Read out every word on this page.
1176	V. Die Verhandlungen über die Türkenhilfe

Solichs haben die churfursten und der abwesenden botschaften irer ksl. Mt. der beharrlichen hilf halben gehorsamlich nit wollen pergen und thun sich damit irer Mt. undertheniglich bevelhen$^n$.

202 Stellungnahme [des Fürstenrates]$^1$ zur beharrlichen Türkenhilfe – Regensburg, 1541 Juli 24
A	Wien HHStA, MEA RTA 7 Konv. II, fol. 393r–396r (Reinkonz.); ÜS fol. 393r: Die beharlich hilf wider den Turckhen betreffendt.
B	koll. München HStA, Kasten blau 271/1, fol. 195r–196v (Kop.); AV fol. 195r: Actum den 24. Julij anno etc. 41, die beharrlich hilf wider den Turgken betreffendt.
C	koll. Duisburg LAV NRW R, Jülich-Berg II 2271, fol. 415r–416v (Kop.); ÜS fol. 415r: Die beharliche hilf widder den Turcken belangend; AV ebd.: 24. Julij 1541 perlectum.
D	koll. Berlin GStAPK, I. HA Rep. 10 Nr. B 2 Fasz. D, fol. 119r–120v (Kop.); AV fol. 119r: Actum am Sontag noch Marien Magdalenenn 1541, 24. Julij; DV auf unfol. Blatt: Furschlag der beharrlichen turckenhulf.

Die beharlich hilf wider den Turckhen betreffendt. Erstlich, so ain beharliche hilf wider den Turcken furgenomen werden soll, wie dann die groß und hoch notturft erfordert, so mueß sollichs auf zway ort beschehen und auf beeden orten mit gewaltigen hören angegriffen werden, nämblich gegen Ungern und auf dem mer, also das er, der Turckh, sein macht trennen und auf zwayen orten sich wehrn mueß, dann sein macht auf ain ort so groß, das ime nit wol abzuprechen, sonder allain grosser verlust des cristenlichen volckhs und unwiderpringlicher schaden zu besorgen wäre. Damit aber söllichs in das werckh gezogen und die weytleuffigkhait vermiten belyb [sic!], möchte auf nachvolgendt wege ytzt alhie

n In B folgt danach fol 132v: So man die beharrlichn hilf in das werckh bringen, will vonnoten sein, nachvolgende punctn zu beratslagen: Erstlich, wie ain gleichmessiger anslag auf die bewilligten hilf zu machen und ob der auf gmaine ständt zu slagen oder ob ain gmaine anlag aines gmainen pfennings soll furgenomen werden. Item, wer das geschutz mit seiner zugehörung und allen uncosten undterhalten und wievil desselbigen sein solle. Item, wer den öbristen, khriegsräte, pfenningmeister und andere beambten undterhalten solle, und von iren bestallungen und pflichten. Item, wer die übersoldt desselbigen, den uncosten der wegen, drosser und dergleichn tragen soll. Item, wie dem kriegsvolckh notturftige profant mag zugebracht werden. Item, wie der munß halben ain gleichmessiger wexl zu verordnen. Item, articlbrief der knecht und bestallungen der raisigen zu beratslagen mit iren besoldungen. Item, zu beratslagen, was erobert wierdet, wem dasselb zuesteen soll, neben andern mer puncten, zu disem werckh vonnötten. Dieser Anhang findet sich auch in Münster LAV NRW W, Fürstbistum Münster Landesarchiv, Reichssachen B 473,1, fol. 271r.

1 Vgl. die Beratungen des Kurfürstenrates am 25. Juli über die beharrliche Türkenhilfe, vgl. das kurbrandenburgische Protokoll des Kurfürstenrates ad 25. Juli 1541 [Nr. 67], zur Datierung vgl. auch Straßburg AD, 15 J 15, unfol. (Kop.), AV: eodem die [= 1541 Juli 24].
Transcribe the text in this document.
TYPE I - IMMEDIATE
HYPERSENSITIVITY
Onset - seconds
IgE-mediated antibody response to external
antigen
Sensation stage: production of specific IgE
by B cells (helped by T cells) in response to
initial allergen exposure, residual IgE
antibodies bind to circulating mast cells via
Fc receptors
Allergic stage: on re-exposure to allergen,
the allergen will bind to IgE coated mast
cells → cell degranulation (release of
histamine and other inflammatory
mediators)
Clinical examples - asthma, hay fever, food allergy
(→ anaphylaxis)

GOAL OF THE EXERCISE
Every line above needs to be retyped exactly.

SOLUTION
Read out every word on this page.
1176	V. Die Verhandlungen über die Türkenhilfe

Solichs haben die churfursten und der abwesenden botschaften irer ksl. Mt. der beharrlichen hilf halben gehorsamlich nit wollen pergen und thun sich damit irer Mt. undertheniglich bevelhen$^n$.

202 Stellungnahme [des Fürstenrates]$^1$ zur beharrlichen Türkenhilfe – Regensburg, 1541 Juli 24
A	Wien HHStA, MEA RTA 7 Konv. II, fol. 393r–396r (Reinkonz.); ÜS fol. 393r: Die beharlich hilf wider den Turckhen betreffendt.
B	koll. München HStA, Kasten blau 271/1, fol. 195r–196v (Kop.); AV fol. 195r: Actum den 24. Julij anno etc. 41, die beharrlich hilf wider den Turgken betreffendt.
C	koll. Duisburg LAV NRW R, Jülich-Berg II 2271, fol. 415r–416v (Kop.); ÜS fol. 415r: Die beharliche hilf widder den Turcken belangend; AV ebd.: 24. Julij 1541 perlectum.
D	koll. Berlin GStAPK, I. HA Rep. 10 Nr. B 2 Fasz. D, fol. 119r–120v (Kop.); AV fol. 119r: Actum am Sontag noch Marien Magdalenenn 1541, 24. Julij; DV auf unfol. Blatt: Furschlag der beharrlichen turckenhulf.

Die beharlich hilf wider den Turckhen betreffendt. Erstlich, so ain beharliche hilf wider den Turcken furgenomen werden soll, wie dann die groß und hoch notturft erfordert, so mueß sollichs auf zway ort beschehen und auf beeden orten mit gewaltigen hören angegriffen werden, nämblich gegen Ungern und auf dem mer, also das er, der Turckh, sein macht trennen und auf zwayen orten sich wehrn mueß, dann sein macht auf ain ort so groß, das ime nit wol abzuprechen, sonder allain grosser verlust des cristenlichen volckhs und unwiderpringlicher schaden zu besorgen wäre. Damit aber söllichs in das werckh gezogen und die weytleuffigkhait vermiten belyb [sic!], möchte auf nachvolgendt wege ytzt alhie

n In B folgt danach fol 132v: So man die beharrlichn hilf in das werckh bringen, will vonnoten sein, nachvolgende punctn zu beratslagen: Erstlich, wie ain gleichmessiger anslag auf die bewilligten hilf zu machen und ob der auf gmaine ständt zu slagen oder ob ain gmaine anlag aines gmainen pfennings soll furgenomen werden. Item, wer das geschutz mit seiner zugehörung und allen uncosten undterhalten und wievil desselbigen sein solle. Item, wer den öbristen, khriegsräte, pfenningmeister und andere beambten undterhalten solle, und von iren bestallungen und pflichten. Item, wer die übersoldt desselbigen, den uncosten der wegen, drosser und dergleichn tragen soll. Item, wie dem kriegsvolckh notturftige profant mag zugebracht werden. Item, wie der munß halben ain gleichmessiger wexl zu verordnen. Item, articlbrief der knecht und bestallungen der raisigen zu beratslagen mit iren besoldungen. Item, zu beratslagen, was erobert wierdet, wem dasselb zuesteen soll, neben andern mer puncten, zu disem werckh vonnötten. Dieser Anhang findet sich auch in Münster LAV NRW W, Fürstbistum Münster Landesarchiv, Reichssachen B 473,1, fol. 271r.

1 Vgl. die Beratungen des Kurfürstenrates am 25. Juli über die beharrliche Türkenhilfe, vgl. das kurbrandenburgische Protokoll des Kurfürstenrates ad 25. Juli 1541 [Nr. 67], zur Datierung vgl. auch Straßburg AD, 15 J 15, unfol. (Kop.), AV: eodem die [= 1541 Juli 24].
Transcribe the text in this document.
TYPE I - IMMEDIATE
HYPERSENSITIVITY
Onset - seconds
IgE-mediated antibody response to external
antigen
Sensation stage: production of specific IgE
by B cells (helped by T cells) in response to
initial allergen exposure, residual IgE
antibodies bind to circulating mast cells via
Fc receptors
Allergic stage: on re-exposure to allergen,
the allergen will bind to IgE coated mast
cells → cell degranulation (release of
histamine and other inflammatory
mediators)
Clinical examples - asthma, hay fever, food allergy
(→ anaphylaxis)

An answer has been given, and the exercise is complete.